#### What you should do:
All lines holding the string "שהוא" are to be shown.

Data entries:
********

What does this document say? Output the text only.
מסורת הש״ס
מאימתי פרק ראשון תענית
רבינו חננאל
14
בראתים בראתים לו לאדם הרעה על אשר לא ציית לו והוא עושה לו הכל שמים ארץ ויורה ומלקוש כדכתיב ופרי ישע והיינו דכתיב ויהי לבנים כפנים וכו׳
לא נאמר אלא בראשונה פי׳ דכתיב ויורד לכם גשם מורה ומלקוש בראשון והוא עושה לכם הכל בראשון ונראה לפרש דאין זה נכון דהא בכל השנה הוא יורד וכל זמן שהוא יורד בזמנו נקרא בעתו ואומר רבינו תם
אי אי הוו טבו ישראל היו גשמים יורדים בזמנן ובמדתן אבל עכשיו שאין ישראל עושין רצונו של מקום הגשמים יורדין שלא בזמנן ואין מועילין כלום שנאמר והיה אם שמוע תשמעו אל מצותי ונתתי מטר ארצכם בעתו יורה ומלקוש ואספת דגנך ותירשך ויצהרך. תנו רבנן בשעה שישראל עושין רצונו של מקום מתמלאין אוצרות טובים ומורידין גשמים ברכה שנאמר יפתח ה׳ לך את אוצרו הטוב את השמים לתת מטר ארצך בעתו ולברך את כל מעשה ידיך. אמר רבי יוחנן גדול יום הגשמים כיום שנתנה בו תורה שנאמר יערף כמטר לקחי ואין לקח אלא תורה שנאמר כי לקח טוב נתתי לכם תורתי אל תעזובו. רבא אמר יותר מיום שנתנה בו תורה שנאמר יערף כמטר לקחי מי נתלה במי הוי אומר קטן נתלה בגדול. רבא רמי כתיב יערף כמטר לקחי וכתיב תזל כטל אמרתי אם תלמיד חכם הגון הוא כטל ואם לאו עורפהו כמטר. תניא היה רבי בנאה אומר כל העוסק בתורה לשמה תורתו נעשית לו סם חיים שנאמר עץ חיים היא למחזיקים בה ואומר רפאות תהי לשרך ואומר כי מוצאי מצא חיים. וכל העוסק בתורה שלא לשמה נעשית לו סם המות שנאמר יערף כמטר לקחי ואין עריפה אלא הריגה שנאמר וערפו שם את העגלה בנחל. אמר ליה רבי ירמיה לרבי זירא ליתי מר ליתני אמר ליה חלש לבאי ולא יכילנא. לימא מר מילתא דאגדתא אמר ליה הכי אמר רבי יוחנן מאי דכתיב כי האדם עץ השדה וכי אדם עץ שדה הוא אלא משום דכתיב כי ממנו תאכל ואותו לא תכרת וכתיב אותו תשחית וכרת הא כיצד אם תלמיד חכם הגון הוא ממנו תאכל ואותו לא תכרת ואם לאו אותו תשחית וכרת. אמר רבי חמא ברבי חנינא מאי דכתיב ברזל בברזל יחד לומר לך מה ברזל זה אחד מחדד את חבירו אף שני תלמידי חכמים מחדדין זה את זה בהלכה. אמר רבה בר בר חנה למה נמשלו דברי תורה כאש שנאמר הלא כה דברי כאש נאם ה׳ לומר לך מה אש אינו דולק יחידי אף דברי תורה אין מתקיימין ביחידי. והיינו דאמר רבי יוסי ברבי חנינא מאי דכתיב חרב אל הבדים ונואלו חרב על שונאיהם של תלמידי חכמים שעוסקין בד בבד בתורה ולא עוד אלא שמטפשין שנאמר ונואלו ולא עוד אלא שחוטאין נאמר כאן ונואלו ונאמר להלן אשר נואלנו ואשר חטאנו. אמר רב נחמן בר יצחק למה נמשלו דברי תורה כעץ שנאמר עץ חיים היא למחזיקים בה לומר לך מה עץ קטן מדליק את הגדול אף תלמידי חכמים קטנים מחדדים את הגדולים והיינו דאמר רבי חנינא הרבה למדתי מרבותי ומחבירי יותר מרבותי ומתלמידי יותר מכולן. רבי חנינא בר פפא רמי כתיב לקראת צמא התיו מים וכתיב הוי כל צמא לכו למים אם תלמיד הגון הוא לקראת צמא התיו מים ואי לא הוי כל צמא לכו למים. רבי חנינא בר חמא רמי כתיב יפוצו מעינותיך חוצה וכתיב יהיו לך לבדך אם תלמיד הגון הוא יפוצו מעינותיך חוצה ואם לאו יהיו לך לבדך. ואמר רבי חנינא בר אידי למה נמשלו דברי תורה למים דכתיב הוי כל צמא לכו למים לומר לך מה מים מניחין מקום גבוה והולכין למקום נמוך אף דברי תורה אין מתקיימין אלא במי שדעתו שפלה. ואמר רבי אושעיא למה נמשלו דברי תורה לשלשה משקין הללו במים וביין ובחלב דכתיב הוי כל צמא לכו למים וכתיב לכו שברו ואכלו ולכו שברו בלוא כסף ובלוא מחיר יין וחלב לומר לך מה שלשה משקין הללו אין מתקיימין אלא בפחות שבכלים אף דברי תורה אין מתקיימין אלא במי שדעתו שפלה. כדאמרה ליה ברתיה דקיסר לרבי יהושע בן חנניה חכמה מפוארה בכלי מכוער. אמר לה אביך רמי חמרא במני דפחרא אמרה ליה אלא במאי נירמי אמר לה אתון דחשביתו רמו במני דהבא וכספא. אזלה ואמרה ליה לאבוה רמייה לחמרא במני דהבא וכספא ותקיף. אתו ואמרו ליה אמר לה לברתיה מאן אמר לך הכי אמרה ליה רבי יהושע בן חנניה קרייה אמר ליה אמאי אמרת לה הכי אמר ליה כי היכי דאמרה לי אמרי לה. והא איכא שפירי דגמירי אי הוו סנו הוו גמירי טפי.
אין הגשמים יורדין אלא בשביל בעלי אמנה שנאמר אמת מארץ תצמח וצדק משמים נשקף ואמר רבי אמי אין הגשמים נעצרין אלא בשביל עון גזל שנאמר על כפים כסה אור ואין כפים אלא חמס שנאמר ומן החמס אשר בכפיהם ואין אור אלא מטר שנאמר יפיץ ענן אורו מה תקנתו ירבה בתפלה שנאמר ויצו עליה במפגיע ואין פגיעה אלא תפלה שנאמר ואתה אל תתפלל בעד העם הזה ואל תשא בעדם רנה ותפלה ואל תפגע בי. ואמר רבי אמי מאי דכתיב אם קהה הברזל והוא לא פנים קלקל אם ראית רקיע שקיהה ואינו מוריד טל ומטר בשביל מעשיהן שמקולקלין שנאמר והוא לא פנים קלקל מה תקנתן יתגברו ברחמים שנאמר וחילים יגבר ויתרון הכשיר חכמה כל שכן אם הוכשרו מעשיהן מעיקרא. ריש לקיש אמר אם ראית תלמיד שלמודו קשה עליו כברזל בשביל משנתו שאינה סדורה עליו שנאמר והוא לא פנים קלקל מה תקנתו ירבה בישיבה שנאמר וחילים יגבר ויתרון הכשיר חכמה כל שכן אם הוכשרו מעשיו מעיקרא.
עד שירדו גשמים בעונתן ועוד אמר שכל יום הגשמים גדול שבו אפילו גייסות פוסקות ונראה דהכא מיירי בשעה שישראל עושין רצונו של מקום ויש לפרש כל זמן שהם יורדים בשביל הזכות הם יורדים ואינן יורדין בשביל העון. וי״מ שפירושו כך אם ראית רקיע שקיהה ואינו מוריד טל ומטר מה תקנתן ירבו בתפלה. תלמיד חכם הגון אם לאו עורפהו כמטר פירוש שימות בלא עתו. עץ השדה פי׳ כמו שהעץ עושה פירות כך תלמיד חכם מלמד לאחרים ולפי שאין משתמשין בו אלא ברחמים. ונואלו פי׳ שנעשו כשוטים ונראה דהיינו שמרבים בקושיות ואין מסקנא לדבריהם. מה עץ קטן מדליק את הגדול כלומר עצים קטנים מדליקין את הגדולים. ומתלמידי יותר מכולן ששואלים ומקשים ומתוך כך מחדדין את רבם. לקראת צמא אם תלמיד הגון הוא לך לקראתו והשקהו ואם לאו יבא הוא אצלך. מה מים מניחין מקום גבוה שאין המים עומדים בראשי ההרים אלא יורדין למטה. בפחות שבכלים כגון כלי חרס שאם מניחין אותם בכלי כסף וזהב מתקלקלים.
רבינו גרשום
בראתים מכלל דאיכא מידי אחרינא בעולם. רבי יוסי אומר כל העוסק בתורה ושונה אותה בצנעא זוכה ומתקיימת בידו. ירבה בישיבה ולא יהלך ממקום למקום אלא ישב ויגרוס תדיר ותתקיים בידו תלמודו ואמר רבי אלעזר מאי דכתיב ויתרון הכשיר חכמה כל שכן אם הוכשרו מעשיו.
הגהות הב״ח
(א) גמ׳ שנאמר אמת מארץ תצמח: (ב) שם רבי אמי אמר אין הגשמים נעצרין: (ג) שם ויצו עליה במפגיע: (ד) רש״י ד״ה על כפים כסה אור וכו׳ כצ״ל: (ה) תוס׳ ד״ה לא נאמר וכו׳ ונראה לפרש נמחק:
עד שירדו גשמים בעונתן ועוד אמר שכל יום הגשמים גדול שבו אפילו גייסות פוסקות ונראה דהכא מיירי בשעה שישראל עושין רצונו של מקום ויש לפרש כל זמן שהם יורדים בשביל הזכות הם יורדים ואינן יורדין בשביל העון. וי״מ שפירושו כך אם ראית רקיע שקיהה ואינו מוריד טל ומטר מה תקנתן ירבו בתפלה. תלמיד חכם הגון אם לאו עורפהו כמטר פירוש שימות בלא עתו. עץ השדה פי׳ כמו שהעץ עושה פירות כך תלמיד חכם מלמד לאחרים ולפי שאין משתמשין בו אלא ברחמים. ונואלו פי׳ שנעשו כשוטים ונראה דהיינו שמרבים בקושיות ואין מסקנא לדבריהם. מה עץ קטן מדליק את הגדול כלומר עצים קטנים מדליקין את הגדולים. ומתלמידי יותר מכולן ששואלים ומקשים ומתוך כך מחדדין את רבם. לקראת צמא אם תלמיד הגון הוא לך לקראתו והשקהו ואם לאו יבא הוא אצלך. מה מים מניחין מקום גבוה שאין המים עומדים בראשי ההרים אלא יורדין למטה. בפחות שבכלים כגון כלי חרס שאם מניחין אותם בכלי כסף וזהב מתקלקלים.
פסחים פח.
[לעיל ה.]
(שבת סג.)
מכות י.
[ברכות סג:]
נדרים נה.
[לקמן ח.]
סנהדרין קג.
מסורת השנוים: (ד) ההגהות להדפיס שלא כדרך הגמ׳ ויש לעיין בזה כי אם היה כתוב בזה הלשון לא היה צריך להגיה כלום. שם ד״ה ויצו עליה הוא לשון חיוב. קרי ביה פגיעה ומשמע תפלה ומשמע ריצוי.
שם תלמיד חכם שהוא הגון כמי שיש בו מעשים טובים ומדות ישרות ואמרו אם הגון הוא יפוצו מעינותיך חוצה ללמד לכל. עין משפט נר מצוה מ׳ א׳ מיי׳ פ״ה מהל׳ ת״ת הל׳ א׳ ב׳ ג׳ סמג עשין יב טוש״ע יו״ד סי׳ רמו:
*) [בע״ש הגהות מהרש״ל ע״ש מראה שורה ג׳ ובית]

********

#### Correct output:
לא נאמר אלא בראשונה פי׳ דכתיב ויורד לכם גשם מורה ומלקוש בראשון והוא עושה לכם הכל בראשון ונראה לפרש דאין זה נכון דהא בכל השנה הוא יורד וכל זמן שהוא יורד בזמנו נקרא בעתו ואומר רבינו תם
שם תלמיד חכם שהוא הגון כמי שיש בו מעשים טובים ומדות ישרות ואמרו אם הגון הוא יפוצו מעינותיך חוצה ללמד לכל. עין משפט נר מצוה מ׳ א׳ מיי׳ פ״ה מהל׳ ת״ת הל׳ א׳ ב׳ ג׳ סמג עשין יב טוש״ע יו״ד סי׳ רמו:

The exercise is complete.